Given records start

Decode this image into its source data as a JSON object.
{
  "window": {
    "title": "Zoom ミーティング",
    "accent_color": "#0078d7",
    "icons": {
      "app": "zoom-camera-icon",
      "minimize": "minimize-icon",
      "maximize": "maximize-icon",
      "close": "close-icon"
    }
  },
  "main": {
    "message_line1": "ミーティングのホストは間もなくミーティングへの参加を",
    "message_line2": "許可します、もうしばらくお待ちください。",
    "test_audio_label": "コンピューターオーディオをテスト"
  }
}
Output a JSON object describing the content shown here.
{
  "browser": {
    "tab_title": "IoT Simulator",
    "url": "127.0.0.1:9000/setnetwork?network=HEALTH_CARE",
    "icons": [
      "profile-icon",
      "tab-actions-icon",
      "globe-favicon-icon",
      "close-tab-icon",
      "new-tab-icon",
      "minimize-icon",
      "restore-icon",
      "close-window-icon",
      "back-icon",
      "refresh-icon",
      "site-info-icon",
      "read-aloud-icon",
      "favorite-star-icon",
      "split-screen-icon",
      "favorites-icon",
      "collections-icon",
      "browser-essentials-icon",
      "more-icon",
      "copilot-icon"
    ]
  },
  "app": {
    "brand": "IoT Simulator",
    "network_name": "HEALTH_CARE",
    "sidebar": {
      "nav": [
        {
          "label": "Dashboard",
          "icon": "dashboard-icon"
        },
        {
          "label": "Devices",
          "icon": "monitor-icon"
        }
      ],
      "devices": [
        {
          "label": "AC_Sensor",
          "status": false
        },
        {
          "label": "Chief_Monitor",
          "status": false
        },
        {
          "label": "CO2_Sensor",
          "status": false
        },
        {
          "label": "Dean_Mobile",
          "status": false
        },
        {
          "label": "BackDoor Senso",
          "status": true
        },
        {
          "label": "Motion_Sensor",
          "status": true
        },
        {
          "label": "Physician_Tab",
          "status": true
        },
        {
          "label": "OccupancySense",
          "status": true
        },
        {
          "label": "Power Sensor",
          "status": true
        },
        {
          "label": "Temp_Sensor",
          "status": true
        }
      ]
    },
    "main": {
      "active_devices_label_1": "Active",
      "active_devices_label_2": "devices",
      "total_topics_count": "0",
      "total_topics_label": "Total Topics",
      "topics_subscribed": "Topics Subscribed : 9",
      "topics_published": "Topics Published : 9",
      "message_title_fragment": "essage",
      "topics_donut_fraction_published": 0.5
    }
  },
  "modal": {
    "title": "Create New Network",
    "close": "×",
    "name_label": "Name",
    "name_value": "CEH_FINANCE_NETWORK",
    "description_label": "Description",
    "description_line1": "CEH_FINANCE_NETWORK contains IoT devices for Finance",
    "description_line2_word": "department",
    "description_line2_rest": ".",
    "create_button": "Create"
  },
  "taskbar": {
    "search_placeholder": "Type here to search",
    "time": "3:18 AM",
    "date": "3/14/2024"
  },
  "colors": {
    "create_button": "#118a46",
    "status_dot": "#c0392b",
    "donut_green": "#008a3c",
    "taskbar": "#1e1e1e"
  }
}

Given records end

### Exercise task
Select every line above that contains the word "Simulator", and copy it.

### Exercise result
    "tab_title": "IoT Simulator",
    "brand": "IoT Simulator",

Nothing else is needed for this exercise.